_SHORT TASK_
Copy the data precisely, character for character, and leave out every picture.
____
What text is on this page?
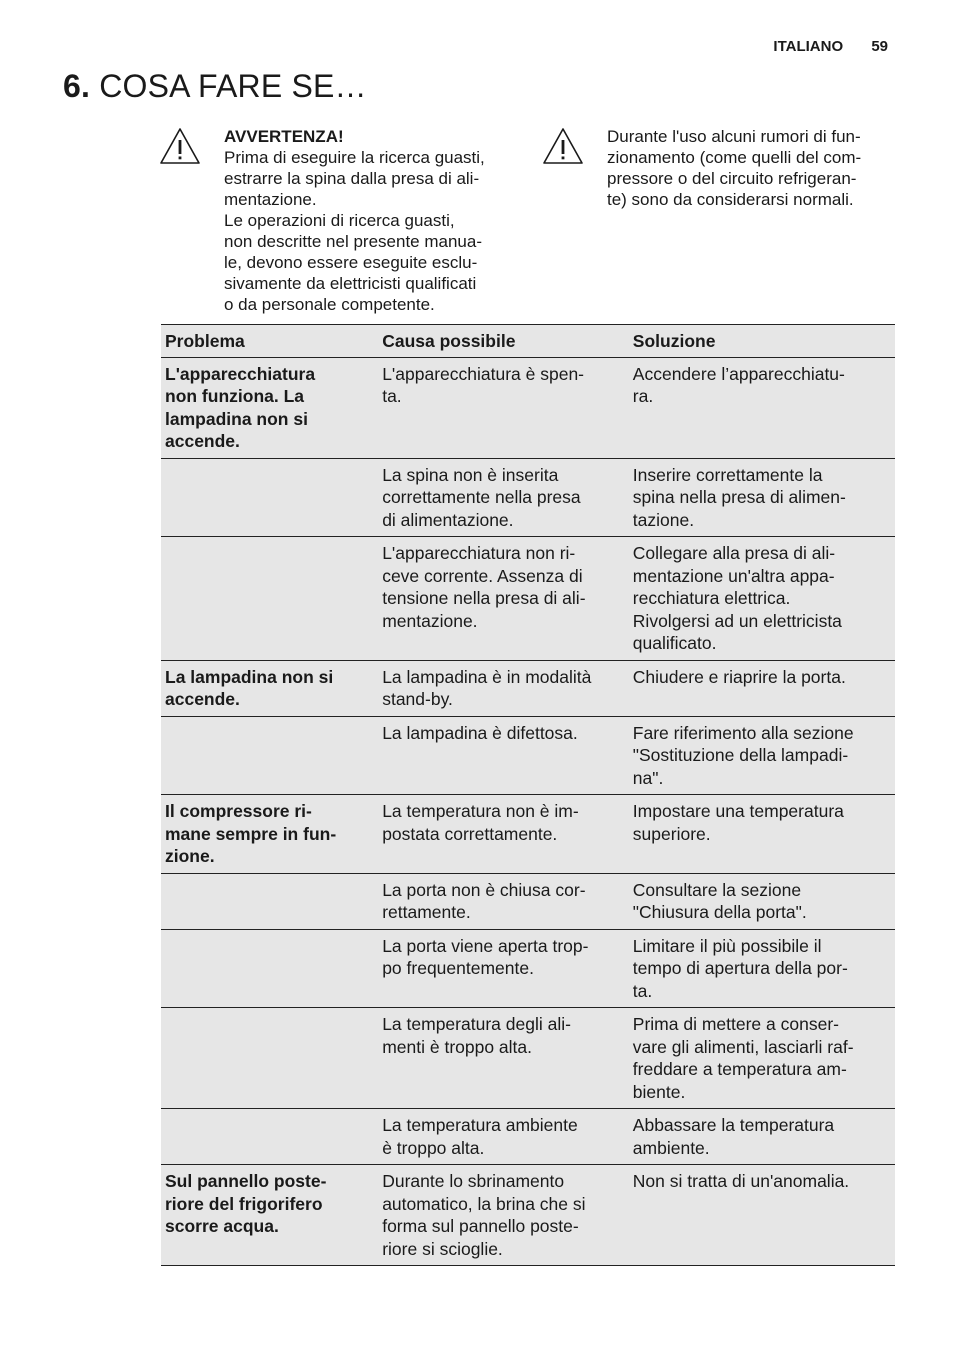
ITALIANO 59
6. COSA FARE SE…
AVVERTENZA!
Prima di eseguire la ricerca guasti,
estrarre la spina dalla presa di ali-
mentazione.
Le operazioni di ricerca guasti,
non descritte nel presente manua-
le, devono essere eseguite esclu-
sivamente da elettricisti qualificati
o da personale competente.
Durante l'uso alcuni rumori di fun-
zionamento (come quelli del com-
pressore o del circuito refrigeran-
te) sono da considerarsi normali.
Problema	Causa possibile	Soluzione
L'apparecchiatura
non funziona. La
lampadina non si
accende.	L'apparecchiatura è spen-
ta.	Accendere l’apparecchiatu-
ra.
	La spina non è inserita
correttamente nella presa
di alimentazione.	Inserire correttamente la
spina nella presa di alimen-
tazione.
	L'apparecchiatura non ri-
ceve corrente. Assenza di
tensione nella presa di ali-
mentazione.	Collegare alla presa di ali-
mentazione un'altra appa-
recchiatura elettrica.
Rivolgersi ad un elettricista
qualificato.
La lampadina non si
accende.	La lampadina è in modalità
stand-by.	Chiudere e riaprire la porta.
	La lampadina è difettosa.	Fare riferimento alla sezione
"Sostituzione della lampadi-
na".
Il compressore ri-
mane sempre in fun-
zione.	La temperatura non è im-
postata correttamente.	Impostare una temperatura
superiore.
	La porta non è chiusa cor-
rettamente.	Consultare la sezione
"Chiusura della porta".
	La porta viene aperta trop-
po frequentemente.	Limitare il più possibile il
tempo di apertura della por-
ta.
	La temperatura degli ali-
menti è troppo alta.	Prima di mettere a conser-
vare gli alimenti, lasciarli raf-
freddare a temperatura am-
biente.
	La temperatura ambiente
è troppo alta.	Abbassare la temperatura
ambiente.
Sul pannello poste-
riore del frigorifero
scorre acqua.	Durante lo sbrinamento
automatico, la brina che si
forma sul pannello poste-
riore si scioglie.	Non si tratta di un'anomalia.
____
_EXERCISE OUTPUT_
What text is on this page?
ITALIANO 59
6. COSA FARE SE…
AVVERTENZA!
Prima di eseguire la ricerca guasti,
estrarre la spina dalla presa di ali-
mentazione.
Le operazioni di ricerca guasti,
non descritte nel presente manua-
le, devono essere eseguite esclu-
sivamente da elettricisti qualificati
o da personale competente.
Durante l'uso alcuni rumori di fun-
zionamento (come quelli del com-
pressore o del circuito refrigeran-
te) sono da considerarsi normali.
Problema	Causa possibile	Soluzione
L'apparecchiatura
non funziona. La
lampadina non si
accende.	L'apparecchiatura è spen-
ta.	Accendere l’apparecchiatu-
ra.
	La spina non è inserita
correttamente nella presa
di alimentazione.	Inserire correttamente la
spina nella presa di alimen-
tazione.
	L'apparecchiatura non ri-
ceve corrente. Assenza di
tensione nella presa di ali-
mentazione.	Collegare alla presa di ali-
mentazione un'altra appa-
recchiatura elettrica.
Rivolgersi ad un elettricista
qualificato.
La lampadina non si
accende.	La lampadina è in modalità
stand-by.	Chiudere e riaprire la porta.
	La lampadina è difettosa.	Fare riferimento alla sezione
"Sostituzione della lampadi-
na".
Il compressore ri-
mane sempre in fun-
zione.	La temperatura non è im-
postata correttamente.	Impostare una temperatura
superiore.
	La porta non è chiusa cor-
rettamente.	Consultare la sezione
"Chiusura della porta".
	La porta viene aperta trop-
po frequentemente.	Limitare il più possibile il
tempo di apertura della por-
ta.
	La temperatura degli ali-
menti è troppo alta.	Prima di mettere a conser-
vare gli alimenti, lasciarli raf-
freddare a temperatura am-
biente.
	La temperatura ambiente
è troppo alta.	Abbassare la temperatura
ambiente.
Sul pannello poste-
riore del frigorifero
scorre acqua.	Durante lo sbrinamento
automatico, la brina che si
forma sul pannello poste-
riore si scioglie.	Non si tratta di un'anomalia.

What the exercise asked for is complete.